Drop all images and give the records again exactly.

Start of Dataset extract

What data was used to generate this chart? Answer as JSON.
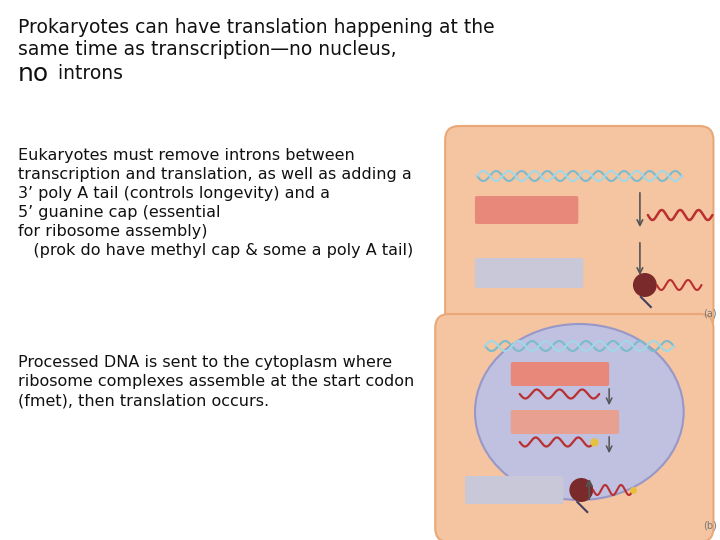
{
  "bg_color": "#ffffff",
  "cell_outer_color": "#f5c4a0",
  "cell_outer_border": "#e8a878",
  "cell_inner_color": "#c0c0e0",
  "cell_inner_border": "#9898c8",
  "dna_color1": "#7abccc",
  "dna_color2": "#a0d8e8",
  "rect_salmon": "#e8887a",
  "rect_lavender": "#c8c8d8",
  "rect_salmon2": "#e8a090",
  "arrow_color": "#555555",
  "ribosome_color": "#7a2a2a",
  "mrna_color": "#b83030",
  "mrna2_color": "#c84050",
  "tail_color": "#404080",
  "yellow_dot": "#e8c040",
  "text_color": "#111111",
  "label_color": "#777777",
  "line1": "Prokaryotes can have translation happening at the",
  "line2": "same time as transcription—no nucleus,",
  "line3_bold": "no",
  "line3_rest": " introns",
  "euk_lines": [
    "Eukaryotes must remove introns between",
    "transcription and translation, as well as adding a",
    "3’ poly A tail (controls longevity) and a",
    "5’ guanine cap (essential",
    "for ribosome assembly)",
    "   (prok do have methyl cap & some a poly A tail)"
  ],
  "proc_lines": [
    "Processed DNA is sent to the cytoplasm where",
    "ribosome complexes assemble at the start codon",
    "(fmet), then translation occurs."
  ]
}
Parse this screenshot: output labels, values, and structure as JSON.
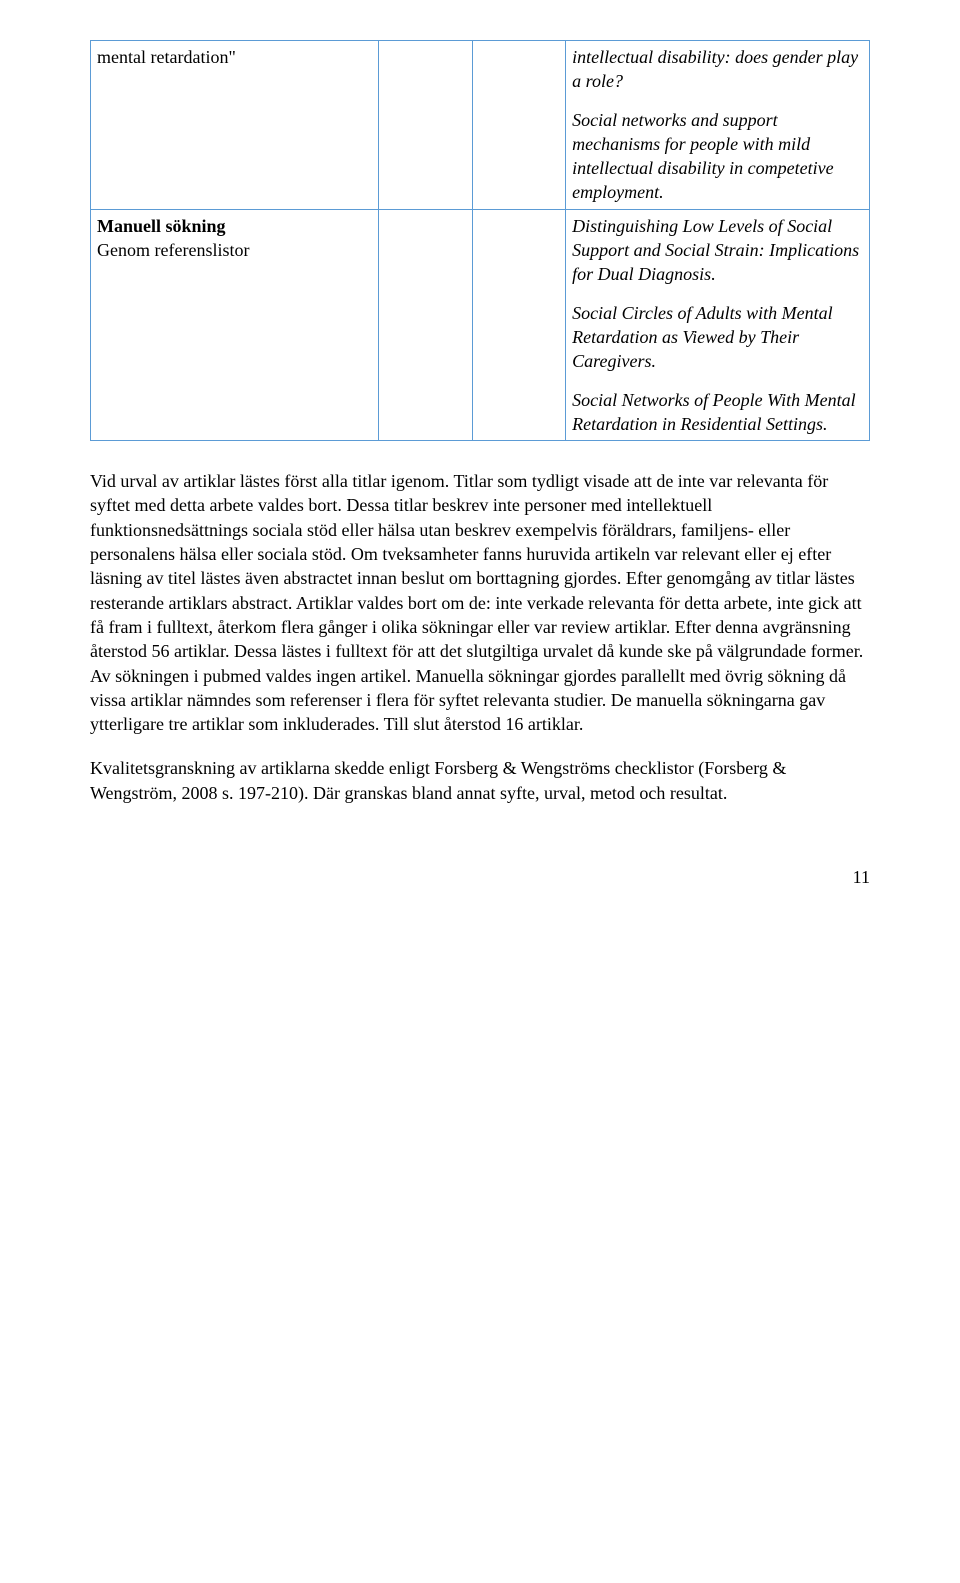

End of Dataset extract

• _Output below_:
What data was used to generate this chart? Answer as JSON.
{
  "bg_color": "#ffffff",
  "cell_outer_color": "#f5c4a0",
  "cell_outer_border": "#e8a878",
  "cell_inner_color": "#c0c0e0",
  "cell_inner_border": "#9898c8",
  "dna_color1": "#7abccc",
  "dna_color2": "#a0d8e8",
  "rect_salmon": "#e8887a",
  "rect_lavender": "#c8c8d8",
  "rect_salmon2": "#e8a090",
  "arrow_color": "#555555",
  "ribosome_color": "#7a2a2a",
  "mrna_color": "#b83030",
  "mrna2_color": "#c84050",
  "tail_color": "#404080",
  "yellow_dot": "#e8c040",
  "text_color": "#111111",
  "label_color": "#777777",
  "line1": "Prokaryotes can have translation happening at the",
  "line2": "same time as transcription—no nucleus,",
  "line3_bold": "no",
  "line3_rest": " introns",
  "euk_lines": [
    "Eukaryotes must remove introns between",
    "transcription and translation, as well as adding a",
    "3’ poly A tail (controls longevity) and a",
    "5’ guanine cap (essential",
    "for ribosome assembly)",
    "   (prok do have methyl cap & some a poly A tail)"
  ],
  "proc_lines": [
    "Processed DNA is sent to the cytoplasm where",
    "ribosome complexes assemble at the start codon",
    "(fmet), then translation occurs."
  ]
}
Parse this screenshot: output labels, values, and structure as JSON.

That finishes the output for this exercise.